▶ [作業の進め方]:
デジタル署名の設定に関する文章で、作成したデジタル署名が正しく機能しているか確認する際、「名前」欄には何と入力しますか。

▶ [抜粋した文章]:
この問題はセキュリティレベルを下げることで解決されますが、お勤め先などでマクロのセキュリティレベル変更が認められない場合もあるかと思います。
そういった場合は、「デジタル署名」の設定をすることでエラーの表示が出なくなります。
デジタル証明書の作成/署名の設定方法は以下のとおりです。
①【スタート】ボタンを右クリックし、②【ファイル名を指定して実行】を選択します。
「ファイル名を指定して実行」ダイアログボックスが表示されます。
①「名前」に『C:\Program Files\Microsoft Office\root\Office16』と入力し、②【OK】ボタンを押します。
①【スクロールバー】を下げ、②【SELFCERT】を選択します。
「デジタル証明書の作成」ダイアログボックスが表示されます。
①「証明書の名前」に『名前(例:テスト 太郎)』を入力し、②【OK】ボタンを押します。
「SelfCert 成功」ダイアログボックスが表示されます。
【OK】ボタンを押します。
作成したデジタル署名が正しく機能しているか確認しておきましょう。
①【スタート】ボタンを右クリックし、②【ファイル名を指定して実行】を選択します。
「ファイル名を指定して実行」ダイアログボックスが表示されます。
①「名前」に『certmgr.msc』と入力し、②【OK】ボタンを押します。
「certmgr」ダイアログボックスが表示されます。
①「個人」横の【プルダウンメニュー】、②【証明書】の順に選択すると、先ほど作成したデジタル署名を確認することができます。
OutlookのVBAでデジタル署名の設定を行う方法は以下のとおりです。
①【開発】タブ、②【Visual Basic】の順に選択します。
「Microsoft Visual Basic for Applications」が起動しました。
①【ツール】タブ、②【デジタル署名】の順に選択します。

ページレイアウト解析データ
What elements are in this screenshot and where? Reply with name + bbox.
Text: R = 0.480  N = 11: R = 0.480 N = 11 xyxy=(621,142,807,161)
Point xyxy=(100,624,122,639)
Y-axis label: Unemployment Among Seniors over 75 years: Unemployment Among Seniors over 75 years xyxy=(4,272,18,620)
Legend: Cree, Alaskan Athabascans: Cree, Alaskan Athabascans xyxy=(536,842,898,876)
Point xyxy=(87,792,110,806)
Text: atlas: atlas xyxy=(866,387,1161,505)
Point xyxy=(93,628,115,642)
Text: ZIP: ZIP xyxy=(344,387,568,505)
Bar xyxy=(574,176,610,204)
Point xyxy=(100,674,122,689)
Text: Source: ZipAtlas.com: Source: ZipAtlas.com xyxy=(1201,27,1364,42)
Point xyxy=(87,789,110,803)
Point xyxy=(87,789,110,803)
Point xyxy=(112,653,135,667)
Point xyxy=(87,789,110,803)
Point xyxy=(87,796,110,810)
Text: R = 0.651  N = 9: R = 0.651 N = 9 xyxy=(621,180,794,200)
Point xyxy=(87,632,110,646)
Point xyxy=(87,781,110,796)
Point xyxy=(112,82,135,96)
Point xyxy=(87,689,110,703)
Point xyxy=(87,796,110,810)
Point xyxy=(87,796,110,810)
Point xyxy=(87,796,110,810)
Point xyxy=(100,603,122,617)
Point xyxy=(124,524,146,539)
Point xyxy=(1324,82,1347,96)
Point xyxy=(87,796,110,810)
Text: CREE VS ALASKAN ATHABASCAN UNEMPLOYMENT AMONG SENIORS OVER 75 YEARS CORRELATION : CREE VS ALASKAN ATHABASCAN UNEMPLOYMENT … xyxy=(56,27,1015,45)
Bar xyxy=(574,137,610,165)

▶ [問題の答え]:
『certmgr.msc』と入力します。